| What is required |
Locate the line containing "Read this page and output its text content." in the data below. Reproduce it and every following line up to the end, exactly as given.

| Extracted records |
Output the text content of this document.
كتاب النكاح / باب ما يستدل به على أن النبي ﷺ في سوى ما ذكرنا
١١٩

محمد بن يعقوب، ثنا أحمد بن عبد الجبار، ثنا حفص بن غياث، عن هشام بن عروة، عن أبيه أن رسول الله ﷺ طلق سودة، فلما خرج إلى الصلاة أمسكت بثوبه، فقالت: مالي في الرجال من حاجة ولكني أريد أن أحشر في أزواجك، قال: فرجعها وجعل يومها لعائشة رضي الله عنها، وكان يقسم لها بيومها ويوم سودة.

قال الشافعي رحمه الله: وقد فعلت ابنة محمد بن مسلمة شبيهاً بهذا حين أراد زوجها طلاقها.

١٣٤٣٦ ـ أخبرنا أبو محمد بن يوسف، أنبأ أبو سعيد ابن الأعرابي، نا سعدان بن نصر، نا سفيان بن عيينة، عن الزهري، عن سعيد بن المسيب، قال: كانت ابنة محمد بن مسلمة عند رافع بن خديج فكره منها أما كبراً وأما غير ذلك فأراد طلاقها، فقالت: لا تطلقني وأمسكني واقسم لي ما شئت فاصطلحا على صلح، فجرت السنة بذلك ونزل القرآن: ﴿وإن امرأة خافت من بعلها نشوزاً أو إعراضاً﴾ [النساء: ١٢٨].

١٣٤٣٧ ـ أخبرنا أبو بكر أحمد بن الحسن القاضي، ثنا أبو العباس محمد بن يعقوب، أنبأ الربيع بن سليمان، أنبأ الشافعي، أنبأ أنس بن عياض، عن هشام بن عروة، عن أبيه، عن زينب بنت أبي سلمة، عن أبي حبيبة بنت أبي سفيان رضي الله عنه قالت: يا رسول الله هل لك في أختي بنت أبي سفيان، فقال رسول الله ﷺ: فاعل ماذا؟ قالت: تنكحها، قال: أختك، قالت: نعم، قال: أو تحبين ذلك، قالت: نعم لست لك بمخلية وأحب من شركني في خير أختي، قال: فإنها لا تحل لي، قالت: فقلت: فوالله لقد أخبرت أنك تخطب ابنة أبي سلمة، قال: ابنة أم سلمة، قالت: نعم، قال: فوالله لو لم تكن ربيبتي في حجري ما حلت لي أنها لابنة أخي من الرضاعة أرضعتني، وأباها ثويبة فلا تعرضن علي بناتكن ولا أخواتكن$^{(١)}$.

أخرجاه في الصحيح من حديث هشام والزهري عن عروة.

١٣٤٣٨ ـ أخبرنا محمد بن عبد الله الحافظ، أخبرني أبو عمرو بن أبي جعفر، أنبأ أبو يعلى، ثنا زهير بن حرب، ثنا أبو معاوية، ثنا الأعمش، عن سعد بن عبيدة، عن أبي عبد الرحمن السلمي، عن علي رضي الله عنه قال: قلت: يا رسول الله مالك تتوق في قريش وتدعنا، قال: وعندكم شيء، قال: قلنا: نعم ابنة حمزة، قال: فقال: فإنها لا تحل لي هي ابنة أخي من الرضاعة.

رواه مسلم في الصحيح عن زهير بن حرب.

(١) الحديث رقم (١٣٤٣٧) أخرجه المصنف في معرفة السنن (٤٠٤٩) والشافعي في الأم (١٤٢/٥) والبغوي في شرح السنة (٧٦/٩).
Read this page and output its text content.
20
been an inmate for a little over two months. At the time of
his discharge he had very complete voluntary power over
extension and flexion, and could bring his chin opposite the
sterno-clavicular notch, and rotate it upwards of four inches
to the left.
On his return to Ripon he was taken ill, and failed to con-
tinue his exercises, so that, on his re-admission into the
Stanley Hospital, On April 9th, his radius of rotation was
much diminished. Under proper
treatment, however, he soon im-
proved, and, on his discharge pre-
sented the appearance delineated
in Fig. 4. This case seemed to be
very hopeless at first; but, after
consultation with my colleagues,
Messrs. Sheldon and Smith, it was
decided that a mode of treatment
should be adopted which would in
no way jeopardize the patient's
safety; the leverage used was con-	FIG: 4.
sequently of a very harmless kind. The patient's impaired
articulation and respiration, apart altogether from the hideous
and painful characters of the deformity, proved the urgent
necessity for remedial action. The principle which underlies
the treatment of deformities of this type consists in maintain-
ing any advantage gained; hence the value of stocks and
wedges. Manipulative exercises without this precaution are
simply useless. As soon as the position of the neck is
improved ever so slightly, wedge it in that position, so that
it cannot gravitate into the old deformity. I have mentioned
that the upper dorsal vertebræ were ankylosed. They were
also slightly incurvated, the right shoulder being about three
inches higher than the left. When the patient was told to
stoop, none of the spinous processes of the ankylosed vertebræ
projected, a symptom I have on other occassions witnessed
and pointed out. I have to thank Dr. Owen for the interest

| Answer to the problem |
Read this page and output its text content.
20
been an inmate for a little over two months. At the time of
his discharge he had very complete voluntary power over
extension and flexion, and could bring his chin opposite the
sterno-clavicular notch, and rotate it upwards of four inches
to the left.
On his return to Ripon he was taken ill, and failed to con-
tinue his exercises, so that, on his re-admission into the
Stanley Hospital, On April 9th, his radius of rotation was
much diminished. Under proper
treatment, however, he soon im-
proved, and, on his discharge pre-
sented the appearance delineated
in Fig. 4. This case seemed to be
very hopeless at first; but, after
consultation with my colleagues,
Messrs. Sheldon and Smith, it was
decided that a mode of treatment
should be adopted which would in
no way jeopardize the patient's
safety; the leverage used was con-	FIG: 4.
sequently of a very harmless kind. The patient's impaired
articulation and respiration, apart altogether from the hideous
and painful characters of the deformity, proved the urgent
necessity for remedial action. The principle which underlies
the treatment of deformities of this type consists in maintain-
ing any advantage gained; hence the value of stocks and
wedges. Manipulative exercises without this precaution are
simply useless. As soon as the position of the neck is
improved ever so slightly, wedge it in that position, so that
it cannot gravitate into the old deformity. I have mentioned
that the upper dorsal vertebræ were ankylosed. They were
also slightly incurvated, the right shoulder being about three
inches higher than the left. When the patient was told to
stoop, none of the spinous processes of the ankylosed vertebræ
projected, a symptom I have on other occassions witnessed
and pointed out. I have to thank Dr. Owen for the interest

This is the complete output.